_STATED TASK_
Could you write out every entry exactly as it stands?

# INFORMATION SUPPLIED start

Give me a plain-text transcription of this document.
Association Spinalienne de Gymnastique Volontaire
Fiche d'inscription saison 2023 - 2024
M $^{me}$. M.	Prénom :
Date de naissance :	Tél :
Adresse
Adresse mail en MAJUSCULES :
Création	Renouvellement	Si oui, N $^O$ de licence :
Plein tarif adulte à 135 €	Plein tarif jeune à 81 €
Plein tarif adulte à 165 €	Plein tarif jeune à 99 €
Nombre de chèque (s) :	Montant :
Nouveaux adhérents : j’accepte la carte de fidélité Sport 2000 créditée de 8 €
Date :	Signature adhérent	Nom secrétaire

# INFORMATION SUPPLIED end

_ANSWER BELOW_
Give me a plain-text transcription of this document.
Association Spinalienne de Gymnastique Volontaire
Fiche d'inscription saison 2023 - 2024
M $^{me}$. M.	Prénom :
Date de naissance :	Tél :
Adresse
Adresse mail en MAJUSCULES :
Création	Renouvellement	Si oui, N $^O$ de licence :
Plein tarif adulte à 135 €	Plein tarif jeune à 81 €
Plein tarif adulte à 165 €	Plein tarif jeune à 99 €
Nombre de chèque (s) :	Montant :
Nouveaux adhérents : j’accepte la carte de fidélité Sport 2000 créditée de 8 €
Date :	Signature adhérent	Nom secrétaire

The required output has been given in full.